• [WHAT IS REQUIRED]
Retype all the entries word for word, but omit the pictures.

• [SUPPLIED INFORMATION]
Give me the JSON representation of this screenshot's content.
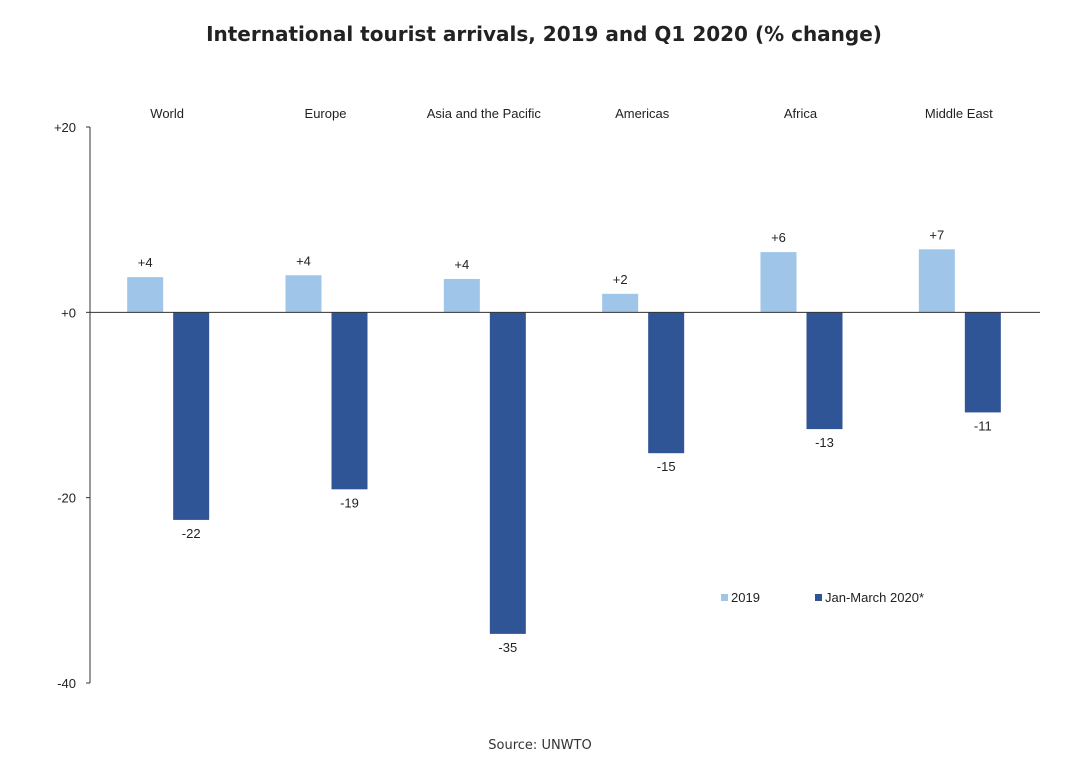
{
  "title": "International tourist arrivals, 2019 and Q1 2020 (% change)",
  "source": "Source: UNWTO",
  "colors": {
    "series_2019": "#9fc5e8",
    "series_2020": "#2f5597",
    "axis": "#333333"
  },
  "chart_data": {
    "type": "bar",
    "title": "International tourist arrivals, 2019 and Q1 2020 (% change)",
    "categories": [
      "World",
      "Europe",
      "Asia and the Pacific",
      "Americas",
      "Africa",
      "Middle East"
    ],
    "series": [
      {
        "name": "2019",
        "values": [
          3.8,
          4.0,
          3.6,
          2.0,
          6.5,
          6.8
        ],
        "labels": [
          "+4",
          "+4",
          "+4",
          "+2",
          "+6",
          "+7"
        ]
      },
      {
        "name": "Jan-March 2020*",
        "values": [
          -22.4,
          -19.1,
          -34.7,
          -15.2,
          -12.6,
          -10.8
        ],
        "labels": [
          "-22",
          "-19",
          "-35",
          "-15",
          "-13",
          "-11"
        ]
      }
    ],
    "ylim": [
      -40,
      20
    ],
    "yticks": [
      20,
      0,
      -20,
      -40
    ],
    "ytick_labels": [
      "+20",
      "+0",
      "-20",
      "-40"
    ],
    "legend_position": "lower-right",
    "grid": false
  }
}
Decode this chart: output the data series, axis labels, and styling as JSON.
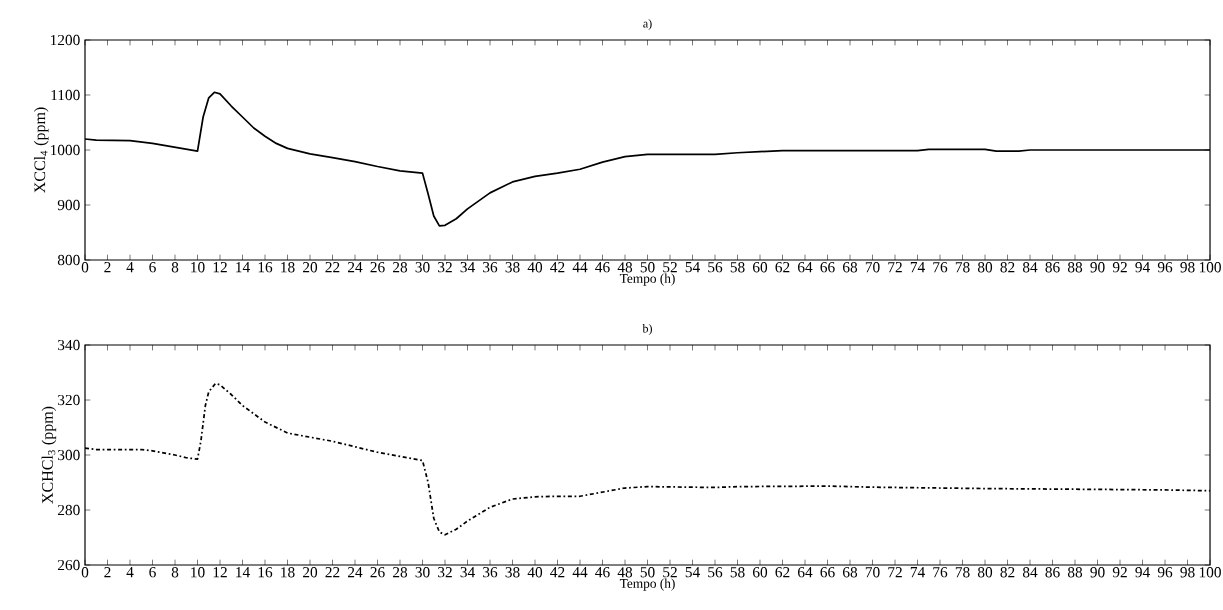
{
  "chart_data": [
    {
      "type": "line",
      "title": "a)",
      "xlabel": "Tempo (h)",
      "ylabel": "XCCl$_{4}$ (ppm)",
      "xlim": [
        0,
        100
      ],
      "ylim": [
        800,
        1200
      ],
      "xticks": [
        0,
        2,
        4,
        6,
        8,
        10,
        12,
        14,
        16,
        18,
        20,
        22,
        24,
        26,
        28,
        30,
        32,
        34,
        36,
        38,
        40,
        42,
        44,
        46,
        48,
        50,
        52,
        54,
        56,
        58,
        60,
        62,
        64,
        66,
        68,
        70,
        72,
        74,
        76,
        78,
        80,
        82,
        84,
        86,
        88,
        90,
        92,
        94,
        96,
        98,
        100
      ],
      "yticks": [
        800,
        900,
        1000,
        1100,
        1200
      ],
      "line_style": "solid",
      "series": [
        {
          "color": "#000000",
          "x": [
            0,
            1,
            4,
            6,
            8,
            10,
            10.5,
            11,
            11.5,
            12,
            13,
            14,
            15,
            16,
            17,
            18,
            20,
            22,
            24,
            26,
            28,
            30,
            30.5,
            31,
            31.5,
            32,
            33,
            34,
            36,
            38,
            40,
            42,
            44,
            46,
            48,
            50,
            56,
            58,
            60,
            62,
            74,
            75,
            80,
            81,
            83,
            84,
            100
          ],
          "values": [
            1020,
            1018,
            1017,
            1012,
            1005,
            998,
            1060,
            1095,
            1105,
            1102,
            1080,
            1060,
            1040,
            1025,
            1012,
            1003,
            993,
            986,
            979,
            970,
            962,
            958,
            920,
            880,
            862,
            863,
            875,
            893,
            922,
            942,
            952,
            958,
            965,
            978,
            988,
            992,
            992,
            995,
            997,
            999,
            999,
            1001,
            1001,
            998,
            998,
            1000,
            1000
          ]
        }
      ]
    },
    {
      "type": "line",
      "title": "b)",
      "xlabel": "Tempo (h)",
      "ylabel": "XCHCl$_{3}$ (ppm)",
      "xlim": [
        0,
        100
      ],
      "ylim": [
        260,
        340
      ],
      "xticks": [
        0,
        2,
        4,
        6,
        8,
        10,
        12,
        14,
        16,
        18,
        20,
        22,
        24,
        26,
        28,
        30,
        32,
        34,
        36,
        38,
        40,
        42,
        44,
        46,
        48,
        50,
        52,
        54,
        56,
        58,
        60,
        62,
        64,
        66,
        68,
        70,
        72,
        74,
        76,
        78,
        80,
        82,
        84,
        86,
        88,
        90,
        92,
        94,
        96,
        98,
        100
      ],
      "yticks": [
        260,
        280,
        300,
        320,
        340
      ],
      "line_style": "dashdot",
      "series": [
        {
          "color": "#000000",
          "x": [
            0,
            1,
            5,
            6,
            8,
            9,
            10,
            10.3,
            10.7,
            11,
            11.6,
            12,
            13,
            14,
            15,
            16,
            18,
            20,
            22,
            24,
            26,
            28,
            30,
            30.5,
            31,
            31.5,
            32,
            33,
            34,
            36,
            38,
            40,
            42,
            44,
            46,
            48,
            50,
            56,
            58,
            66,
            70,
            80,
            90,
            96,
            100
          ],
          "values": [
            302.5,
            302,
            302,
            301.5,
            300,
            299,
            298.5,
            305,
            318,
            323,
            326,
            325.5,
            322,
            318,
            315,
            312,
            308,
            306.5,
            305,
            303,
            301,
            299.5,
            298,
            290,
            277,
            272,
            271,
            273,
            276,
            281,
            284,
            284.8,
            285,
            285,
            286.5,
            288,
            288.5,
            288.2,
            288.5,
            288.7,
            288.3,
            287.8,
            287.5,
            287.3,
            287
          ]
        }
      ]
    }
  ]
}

• [SOLUTION FOR THIS PROBLEM]
Give me the JSON representation of this screenshot's content.
{
  "title": "International tourist arrivals, 2019 and Q1 2020 (% change)",
  "source": "Source: UNWTO",
  "colors": {
    "series_2019": "#9fc5e8",
    "series_2020": "#2f5597",
    "axis": "#333333"
  },
  "chart_data": {
    "type": "bar",
    "title": "International tourist arrivals, 2019 and Q1 2020 (% change)",
    "categories": [
      "World",
      "Europe",
      "Asia and the Pacific",
      "Americas",
      "Africa",
      "Middle East"
    ],
    "series": [
      {
        "name": "2019",
        "values": [
          3.8,
          4.0,
          3.6,
          2.0,
          6.5,
          6.8
        ],
        "labels": [
          "+4",
          "+4",
          "+4",
          "+2",
          "+6",
          "+7"
        ]
      },
      {
        "name": "Jan-March 2020*",
        "values": [
          -22.4,
          -19.1,
          -34.7,
          -15.2,
          -12.6,
          -10.8
        ],
        "labels": [
          "-22",
          "-19",
          "-35",
          "-15",
          "-13",
          "-11"
        ]
      }
    ],
    "ylim": [
      -40,
      20
    ],
    "yticks": [
      20,
      0,
      -20,
      -40
    ],
    "ytick_labels": [
      "+20",
      "+0",
      "-20",
      "-40"
    ],
    "legend_position": "lower-right",
    "grid": false
  }
}
Decode this chart: output the data series, axis labels, and styling as JSON.
{
  "chart_data": [
    {
      "type": "line",
      "title": "a)",
      "xlabel": "Tempo (h)",
      "ylabel": "XCCl$_{4}$ (ppm)",
      "xlim": [
        0,
        100
      ],
      "ylim": [
        800,
        1200
      ],
      "xticks": [
        0,
        2,
        4,
        6,
        8,
        10,
        12,
        14,
        16,
        18,
        20,
        22,
        24,
        26,
        28,
        30,
        32,
        34,
        36,
        38,
        40,
        42,
        44,
        46,
        48,
        50,
        52,
        54,
        56,
        58,
        60,
        62,
        64,
        66,
        68,
        70,
        72,
        74,
        76,
        78,
        80,
        82,
        84,
        86,
        88,
        90,
        92,
        94,
        96,
        98,
        100
      ],
      "yticks": [
        800,
        900,
        1000,
        1100,
        1200
      ],
      "line_style": "solid",
      "series": [
        {
          "color": "#000000",
          "x": [
            0,
            1,
            4,
            6,
            8,
            10,
            10.5,
            11,
            11.5,
            12,
            13,
            14,
            15,
            16,
            17,
            18,
            20,
            22,
            24,
            26,
            28,
            30,
            30.5,
            31,
            31.5,
            32,
            33,
            34,
            36,
            38,
            40,
            42,
            44,
            46,
            48,
            50,
            56,
            58,
            60,
            62,
            74,
            75,
            80,
            81,
            83,
            84,
            100
          ],
          "values": [
            1020,
            1018,
            1017,
            1012,
            1005,
            998,
            1060,
            1095,
            1105,
            1102,
            1080,
            1060,
            1040,
            1025,
            1012,
            1003,
            993,
            986,
            979,
            970,
            962,
            958,
            920,
            880,
            862,
            863,
            875,
            893,
            922,
            942,
            952,
            958,
            965,
            978,
            988,
            992,
            992,
            995,
            997,
            999,
            999,
            1001,
            1001,
            998,
            998,
            1000,
            1000
          ]
        }
      ]
    },
    {
      "type": "line",
      "title": "b)",
      "xlabel": "Tempo (h)",
      "ylabel": "XCHCl$_{3}$ (ppm)",
      "xlim": [
        0,
        100
      ],
      "ylim": [
        260,
        340
      ],
      "xticks": [
        0,
        2,
        4,
        6,
        8,
        10,
        12,
        14,
        16,
        18,
        20,
        22,
        24,
        26,
        28,
        30,
        32,
        34,
        36,
        38,
        40,
        42,
        44,
        46,
        48,
        50,
        52,
        54,
        56,
        58,
        60,
        62,
        64,
        66,
        68,
        70,
        72,
        74,
        76,
        78,
        80,
        82,
        84,
        86,
        88,
        90,
        92,
        94,
        96,
        98,
        100
      ],
      "yticks": [
        260,
        280,
        300,
        320,
        340
      ],
      "line_style": "dashdot",
      "series": [
        {
          "color": "#000000",
          "x": [
            0,
            1,
            5,
            6,
            8,
            9,
            10,
            10.3,
            10.7,
            11,
            11.6,
            12,
            13,
            14,
            15,
            16,
            18,
            20,
            22,
            24,
            26,
            28,
            30,
            30.5,
            31,
            31.5,
            32,
            33,
            34,
            36,
            38,
            40,
            42,
            44,
            46,
            48,
            50,
            56,
            58,
            66,
            70,
            80,
            90,
            96,
            100
          ],
          "values": [
            302.5,
            302,
            302,
            301.5,
            300,
            299,
            298.5,
            305,
            318,
            323,
            326,
            325.5,
            322,
            318,
            315,
            312,
            308,
            306.5,
            305,
            303,
            301,
            299.5,
            298,
            290,
            277,
            272,
            271,
            273,
            276,
            281,
            284,
            284.8,
            285,
            285,
            286.5,
            288,
            288.5,
            288.2,
            288.5,
            288.7,
            288.3,
            287.8,
            287.5,
            287.3,
            287
          ]
        }
      ]
    }
  ]
}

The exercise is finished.